**Work to do**
• a. Copy the inverse-function thread from "and rearrange for" to "next step here?", substituting "the earlier reply" for "lanedance".
• b. Carry on the inverse-function thread from its last post.

**Excerpted text**
Find the inverse of the function

[HOFBrINCl]

How would you find the inverse for this function: f(x)= -2 (squareroot 3x-1)-5, x greater than or equal to one third. I tried doing this through algebra (replacing x with y) but didn't get all the way.

 

[lanedance]

don't bother replacing x with y

just start with $$y = -2 \sqrt{ 3x-1 } -5$$

and rearrange for x(y) this is your inverse function

 

[HallsofIvy]

In other words, lanedance is telling you to do exactly what you say you did. How about showing your work so we can see where your problem is?

 

[HOFBrINCl]

So far I have x=-2(squaroot 3y -1) -5. Then you can make the 5 jump over, and that's as far as I've gotten. What's the next step here?

 

[HallsofIvy]

It's annoying enough when people say "move the 5 to the other side of the equation" but "make the 5 jump over" is just silly! You ADD 5 to both sides of the equation getting $x+ 5= -2\sqrt{3y- 1}$. Now the right hand side is multiplied by -2. You remove that by doing the opposite: dividing by -2:

$$\frac{x+ 5}{-2}= \sqrt{3y- 1}$$

Now you need to get rid of the square root. What is the opposite of taking the square root?

 

[HOFBrINCl]

haha, I've always said "make this or that jump over"! let's see, now I've come up with the complicated looking answer: y= (x+5/-2) squared, divided by 3 and +1. just looking at this it doesn't seem right, but I don't think I missed a step here.

Some entries
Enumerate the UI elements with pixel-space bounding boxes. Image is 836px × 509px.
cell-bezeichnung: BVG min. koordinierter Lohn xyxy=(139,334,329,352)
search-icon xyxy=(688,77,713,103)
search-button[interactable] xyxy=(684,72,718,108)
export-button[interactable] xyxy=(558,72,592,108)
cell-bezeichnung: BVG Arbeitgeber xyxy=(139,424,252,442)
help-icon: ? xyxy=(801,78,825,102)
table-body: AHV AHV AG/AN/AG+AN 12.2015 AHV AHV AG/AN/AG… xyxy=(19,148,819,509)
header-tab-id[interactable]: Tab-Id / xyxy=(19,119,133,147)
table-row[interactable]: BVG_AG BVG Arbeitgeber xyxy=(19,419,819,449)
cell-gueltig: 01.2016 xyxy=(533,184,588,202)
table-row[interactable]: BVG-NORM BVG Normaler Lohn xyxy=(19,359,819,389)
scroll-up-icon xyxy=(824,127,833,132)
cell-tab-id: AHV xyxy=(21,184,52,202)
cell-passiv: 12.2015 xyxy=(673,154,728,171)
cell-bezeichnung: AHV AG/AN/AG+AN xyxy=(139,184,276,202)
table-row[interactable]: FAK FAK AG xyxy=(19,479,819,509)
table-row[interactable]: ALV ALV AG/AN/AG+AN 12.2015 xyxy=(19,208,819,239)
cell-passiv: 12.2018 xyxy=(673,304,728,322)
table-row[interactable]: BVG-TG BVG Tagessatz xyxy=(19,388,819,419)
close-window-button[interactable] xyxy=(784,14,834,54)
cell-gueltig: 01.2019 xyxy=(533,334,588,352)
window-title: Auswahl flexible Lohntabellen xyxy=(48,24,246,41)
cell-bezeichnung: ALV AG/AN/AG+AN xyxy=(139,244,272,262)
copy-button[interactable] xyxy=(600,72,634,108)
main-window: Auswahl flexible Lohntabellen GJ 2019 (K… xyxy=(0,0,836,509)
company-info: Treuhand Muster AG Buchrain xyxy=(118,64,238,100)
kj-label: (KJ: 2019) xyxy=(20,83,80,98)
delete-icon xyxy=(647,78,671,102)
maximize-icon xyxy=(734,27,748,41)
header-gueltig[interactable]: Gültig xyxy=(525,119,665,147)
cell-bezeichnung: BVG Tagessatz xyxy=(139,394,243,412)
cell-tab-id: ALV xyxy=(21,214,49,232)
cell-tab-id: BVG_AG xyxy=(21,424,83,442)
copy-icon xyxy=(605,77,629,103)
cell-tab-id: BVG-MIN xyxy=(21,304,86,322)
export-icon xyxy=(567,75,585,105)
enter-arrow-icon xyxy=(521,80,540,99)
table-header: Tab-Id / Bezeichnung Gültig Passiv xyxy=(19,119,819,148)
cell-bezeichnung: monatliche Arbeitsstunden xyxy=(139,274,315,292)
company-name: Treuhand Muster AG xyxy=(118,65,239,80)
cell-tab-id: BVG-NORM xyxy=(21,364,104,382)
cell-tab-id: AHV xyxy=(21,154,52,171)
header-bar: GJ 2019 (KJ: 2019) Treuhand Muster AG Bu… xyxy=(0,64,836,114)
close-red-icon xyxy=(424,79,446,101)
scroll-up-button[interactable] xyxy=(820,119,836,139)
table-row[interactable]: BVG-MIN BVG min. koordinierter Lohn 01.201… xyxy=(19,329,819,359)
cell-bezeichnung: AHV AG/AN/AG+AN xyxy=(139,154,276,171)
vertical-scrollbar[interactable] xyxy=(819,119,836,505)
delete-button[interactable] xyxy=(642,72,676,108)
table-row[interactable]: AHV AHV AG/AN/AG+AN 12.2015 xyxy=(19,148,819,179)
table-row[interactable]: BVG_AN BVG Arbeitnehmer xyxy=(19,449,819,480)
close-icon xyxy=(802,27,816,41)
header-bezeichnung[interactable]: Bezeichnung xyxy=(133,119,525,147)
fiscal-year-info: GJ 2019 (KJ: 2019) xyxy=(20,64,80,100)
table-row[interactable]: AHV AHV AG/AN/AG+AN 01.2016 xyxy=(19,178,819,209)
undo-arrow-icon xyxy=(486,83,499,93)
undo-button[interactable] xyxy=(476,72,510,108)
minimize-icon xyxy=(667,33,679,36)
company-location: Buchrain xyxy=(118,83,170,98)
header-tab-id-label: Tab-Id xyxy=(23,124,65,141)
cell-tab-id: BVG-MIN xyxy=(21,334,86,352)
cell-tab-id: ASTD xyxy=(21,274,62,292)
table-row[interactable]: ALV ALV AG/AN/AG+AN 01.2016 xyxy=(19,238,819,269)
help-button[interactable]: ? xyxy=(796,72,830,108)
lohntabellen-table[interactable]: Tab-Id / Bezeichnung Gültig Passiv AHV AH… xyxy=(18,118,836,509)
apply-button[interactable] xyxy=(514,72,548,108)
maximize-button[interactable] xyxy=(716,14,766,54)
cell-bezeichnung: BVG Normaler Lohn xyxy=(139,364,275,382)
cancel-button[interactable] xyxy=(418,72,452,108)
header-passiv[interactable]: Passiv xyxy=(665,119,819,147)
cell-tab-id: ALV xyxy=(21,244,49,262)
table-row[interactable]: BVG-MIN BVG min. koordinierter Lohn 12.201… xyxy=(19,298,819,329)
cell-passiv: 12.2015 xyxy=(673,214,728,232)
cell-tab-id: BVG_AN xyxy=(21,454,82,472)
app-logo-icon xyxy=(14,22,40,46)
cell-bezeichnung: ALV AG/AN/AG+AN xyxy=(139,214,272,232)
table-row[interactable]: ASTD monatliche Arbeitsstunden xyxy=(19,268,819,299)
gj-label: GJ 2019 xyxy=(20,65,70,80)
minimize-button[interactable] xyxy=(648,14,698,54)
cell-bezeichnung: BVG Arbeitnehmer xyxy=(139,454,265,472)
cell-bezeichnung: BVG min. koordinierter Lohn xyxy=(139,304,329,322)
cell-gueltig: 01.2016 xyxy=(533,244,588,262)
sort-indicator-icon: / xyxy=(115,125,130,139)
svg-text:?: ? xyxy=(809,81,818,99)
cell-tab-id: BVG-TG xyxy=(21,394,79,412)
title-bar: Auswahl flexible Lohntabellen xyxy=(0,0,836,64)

**Expected answers**
• a.
and rearrange for x(y) this is your inverse function

 

[HallsofIvy]

In other words, the earlier reply is telling you to do exactly what you say you did. How about showing your work so we can see where your problem is?

 

[HOFBrINCl]

So far I have x=-2(squaroot 3y -1) -5. Then you can make the 5 jump over, and that's as far as I've gotten. What's the next step here?

• b.
 

[HallsofIvy]

Well, you don't need that "-2 squared" in the denominator- it's just 4.
y= (x+5)^2/12+ 1.

 

[Mentallic]

Be careful when manipulating equations in ways other than adding/subtracting. There is no jumping, leaping, or any other form of hopping in that sense :tongue2:

So you squared both sides:

$$3y-1=\frac{(y+5)^2}{(-2)^2}$$

Now, when dividing, be sure to divide EVERY term on both sides of the equation.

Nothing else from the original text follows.